◆ TEXTO DE ESTUDIO

******************************

La última vez que di dinero gratuitamente fue hace más o menos un mes. Iba yo tranquilamente paseando por el centro de Valencia, cuando un hombre -éste era bastante mayor- que venía de frente comenzó a piropearme: "Guapa, guapa, hola, guapa". Me imaginaba a lo que venía, pero aun así me paré y le escuché. "¿Me das algo de dinero para comer?". Saqué la cartera, arrepintiéndome ya por haber sucumbido al sentimiento de culpa y por hacer honor a ese complejo de rica que tengo, y mientras el hombre siguió hablando: "Y si puedes comprarme algo de comida, mejor". Total, que le saqué un euro. No es que sea tacaña pero, por si no os habéis enterado, no trabajo, vivo de mis ahorros y de lo que me dan mis padres, y de eso salen todos mis gastos. Un euro, en mi situación, significa un mundo. Sí, en la suya también, pero ¿sabéis qué?, tiempo ha tenido de ganárselo.

Le di el euro, lo miró con mala gana y se lamentó: "Bueno, algo haremos con esto". Ni me miró a la cara, ni me dio las gracias, simplemente se marchó con mi euro en su bolsillo. Dios, no sabéis lo que me cabreó esto. No es que piense que debía componer una oda a mi belleza, o dedicar el resto de su vida a adorarme, sólo pedía una simple palabra: "Gracias". Y ni eso. "Algo haremos". ¿Te digo lo que hago yo con un euro? Puedo tomarme un café, o comprarme un paquete enorme de galletas de Hacendado, o una barra de pan del horno, o una bolsa de golosinas. Maldita ingratitud.

******************************

◆ REGISTROS
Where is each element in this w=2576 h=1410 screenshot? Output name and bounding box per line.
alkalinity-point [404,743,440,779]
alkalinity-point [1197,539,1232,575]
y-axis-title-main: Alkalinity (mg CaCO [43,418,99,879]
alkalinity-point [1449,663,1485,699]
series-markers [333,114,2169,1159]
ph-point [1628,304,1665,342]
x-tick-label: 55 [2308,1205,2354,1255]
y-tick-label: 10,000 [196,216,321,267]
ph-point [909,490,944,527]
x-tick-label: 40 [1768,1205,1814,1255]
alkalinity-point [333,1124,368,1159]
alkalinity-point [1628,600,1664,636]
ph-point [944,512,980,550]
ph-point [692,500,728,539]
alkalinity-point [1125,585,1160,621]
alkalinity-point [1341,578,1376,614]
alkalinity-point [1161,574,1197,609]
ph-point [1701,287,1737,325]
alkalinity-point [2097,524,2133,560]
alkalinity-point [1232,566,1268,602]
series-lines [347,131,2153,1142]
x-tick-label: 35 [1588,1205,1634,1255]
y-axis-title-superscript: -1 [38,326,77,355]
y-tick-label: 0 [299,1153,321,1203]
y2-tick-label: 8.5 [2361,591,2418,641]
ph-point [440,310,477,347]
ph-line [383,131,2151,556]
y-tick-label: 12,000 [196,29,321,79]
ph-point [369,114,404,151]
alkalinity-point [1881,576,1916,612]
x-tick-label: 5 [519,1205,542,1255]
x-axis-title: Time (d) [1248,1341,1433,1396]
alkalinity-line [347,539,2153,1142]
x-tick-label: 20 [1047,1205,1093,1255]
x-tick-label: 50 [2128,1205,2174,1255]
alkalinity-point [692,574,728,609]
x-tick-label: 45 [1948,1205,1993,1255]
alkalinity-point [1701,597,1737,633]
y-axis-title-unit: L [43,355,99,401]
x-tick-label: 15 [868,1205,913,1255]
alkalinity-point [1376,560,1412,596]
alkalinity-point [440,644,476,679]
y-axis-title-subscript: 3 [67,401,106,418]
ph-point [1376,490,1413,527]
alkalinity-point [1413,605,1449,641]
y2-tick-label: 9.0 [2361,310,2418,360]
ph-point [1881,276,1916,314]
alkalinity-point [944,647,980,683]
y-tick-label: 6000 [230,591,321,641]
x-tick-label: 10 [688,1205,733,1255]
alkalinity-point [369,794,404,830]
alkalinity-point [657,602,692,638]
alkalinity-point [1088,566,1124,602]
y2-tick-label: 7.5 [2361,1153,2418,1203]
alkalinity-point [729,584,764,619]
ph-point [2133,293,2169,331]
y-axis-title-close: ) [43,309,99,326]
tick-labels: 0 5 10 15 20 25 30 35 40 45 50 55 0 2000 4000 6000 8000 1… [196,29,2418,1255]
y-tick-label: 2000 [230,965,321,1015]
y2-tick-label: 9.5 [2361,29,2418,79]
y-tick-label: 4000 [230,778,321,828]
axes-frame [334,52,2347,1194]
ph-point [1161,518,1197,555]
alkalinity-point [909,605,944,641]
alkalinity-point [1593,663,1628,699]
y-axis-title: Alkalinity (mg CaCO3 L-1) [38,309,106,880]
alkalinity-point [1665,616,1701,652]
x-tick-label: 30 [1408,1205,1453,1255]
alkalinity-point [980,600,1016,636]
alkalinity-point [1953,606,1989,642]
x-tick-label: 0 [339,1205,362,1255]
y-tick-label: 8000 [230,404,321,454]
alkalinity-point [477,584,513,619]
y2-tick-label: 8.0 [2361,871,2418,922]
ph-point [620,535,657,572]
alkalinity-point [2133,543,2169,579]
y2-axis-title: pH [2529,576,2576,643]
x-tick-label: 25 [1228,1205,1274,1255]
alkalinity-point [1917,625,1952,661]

******************************

◆ ACTIVIDAD A
Devuelve sin ningún cambio el pasaje del texto de estudio que empieza con "Le di el euro, lo" y sigue hasta "golosinas. Maldita ingratitud.".
◆ ACTIVIDAD B
En el texto de estudio, ¿qué dijo el hombre al recibir el euro?

◆ RESPUESTA A
Le di el euro, lo miró con mala gana y se lamentó: "Bueno, algo haremos con esto". Ni me miró a la cara, ni me dio las gracias, simplemente se marchó con mi euro en su bolsillo. Dios, no sabéis lo que me cabreó esto. No es que piense que debía componer una oda a mi belleza, o dedicar el resto de su vida a adorarme, sólo pedía una simple palabra: "Gracias". Y ni eso. "Algo haremos". ¿Te digo lo que hago yo con un euro? Puedo tomarme un café, o comprarme un paquete enorme de galletas de Hacendado, o una barra de pan del horno, o una bolsa de golosinas. Maldita ingratitud.

◆ RESPUESTA B
Se lamentó: "Bueno, algo haremos con esto".